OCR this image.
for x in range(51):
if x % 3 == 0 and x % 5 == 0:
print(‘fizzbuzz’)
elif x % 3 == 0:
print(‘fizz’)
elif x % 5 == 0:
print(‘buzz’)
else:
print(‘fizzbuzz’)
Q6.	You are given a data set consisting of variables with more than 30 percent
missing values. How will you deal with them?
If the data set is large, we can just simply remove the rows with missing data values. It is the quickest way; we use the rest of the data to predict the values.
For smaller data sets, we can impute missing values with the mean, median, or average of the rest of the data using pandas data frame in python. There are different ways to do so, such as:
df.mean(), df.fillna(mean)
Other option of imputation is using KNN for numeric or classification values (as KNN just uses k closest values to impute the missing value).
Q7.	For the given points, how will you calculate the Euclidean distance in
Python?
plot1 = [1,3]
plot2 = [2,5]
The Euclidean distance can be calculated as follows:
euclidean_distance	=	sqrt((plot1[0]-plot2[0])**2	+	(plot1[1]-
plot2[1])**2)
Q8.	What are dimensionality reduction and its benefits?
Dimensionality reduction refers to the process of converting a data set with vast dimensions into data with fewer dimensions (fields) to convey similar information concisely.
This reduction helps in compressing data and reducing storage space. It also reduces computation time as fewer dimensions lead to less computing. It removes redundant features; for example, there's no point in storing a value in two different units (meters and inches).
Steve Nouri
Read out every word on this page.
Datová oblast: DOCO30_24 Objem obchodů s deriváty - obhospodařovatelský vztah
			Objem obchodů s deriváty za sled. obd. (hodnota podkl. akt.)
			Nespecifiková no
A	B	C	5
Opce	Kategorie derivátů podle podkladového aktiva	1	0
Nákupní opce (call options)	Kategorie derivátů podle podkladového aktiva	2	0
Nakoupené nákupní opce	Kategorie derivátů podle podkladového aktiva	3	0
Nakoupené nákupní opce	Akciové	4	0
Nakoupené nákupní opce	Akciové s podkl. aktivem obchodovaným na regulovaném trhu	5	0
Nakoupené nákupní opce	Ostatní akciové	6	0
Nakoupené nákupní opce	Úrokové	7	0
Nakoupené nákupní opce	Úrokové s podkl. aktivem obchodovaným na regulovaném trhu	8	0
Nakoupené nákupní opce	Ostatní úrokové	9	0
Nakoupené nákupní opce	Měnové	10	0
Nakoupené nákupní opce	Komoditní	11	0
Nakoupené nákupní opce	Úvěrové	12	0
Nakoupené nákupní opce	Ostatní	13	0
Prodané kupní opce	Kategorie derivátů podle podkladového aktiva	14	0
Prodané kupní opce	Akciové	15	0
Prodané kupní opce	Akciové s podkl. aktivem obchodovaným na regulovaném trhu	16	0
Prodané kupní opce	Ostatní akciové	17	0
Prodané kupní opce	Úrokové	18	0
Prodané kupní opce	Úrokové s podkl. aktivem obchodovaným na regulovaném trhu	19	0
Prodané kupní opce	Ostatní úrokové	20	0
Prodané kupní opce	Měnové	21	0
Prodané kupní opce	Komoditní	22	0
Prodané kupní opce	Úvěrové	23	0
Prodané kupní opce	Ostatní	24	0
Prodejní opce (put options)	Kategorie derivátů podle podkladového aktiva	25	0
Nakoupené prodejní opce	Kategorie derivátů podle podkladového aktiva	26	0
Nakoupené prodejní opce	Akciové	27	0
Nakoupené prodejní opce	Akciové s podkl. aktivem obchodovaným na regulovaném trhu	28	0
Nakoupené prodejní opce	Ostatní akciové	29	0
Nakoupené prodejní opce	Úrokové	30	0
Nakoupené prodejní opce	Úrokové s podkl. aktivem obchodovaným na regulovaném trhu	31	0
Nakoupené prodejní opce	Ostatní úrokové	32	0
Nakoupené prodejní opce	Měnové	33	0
○ ○ ○ ○ ○
Problem to solve :: Select all lines in the listing above where the word "regulovaném" appears, and show them.

Output for this task ::
Nakoupené nákupní opce	Akciové s podkl. aktivem obchodovaným na regulovaném trhu	5	0
Nakoupené nákupní opce	Úrokové s podkl. aktivem obchodovaným na regulovaném trhu	8	0
Prodané kupní opce	Akciové s podkl. aktivem obchodovaným na regulovaném trhu	16	0
Prodané kupní opce	Úrokové s podkl. aktivem obchodovaným na regulovaném trhu	19	0
Nakoupené prodejní opce	Akciové s podkl. aktivem obchodovaným na regulovaném trhu	28	0
Nakoupené prodejní opce	Úrokové s podkl. aktivem obchodovaným na regulovaném trhu	31	0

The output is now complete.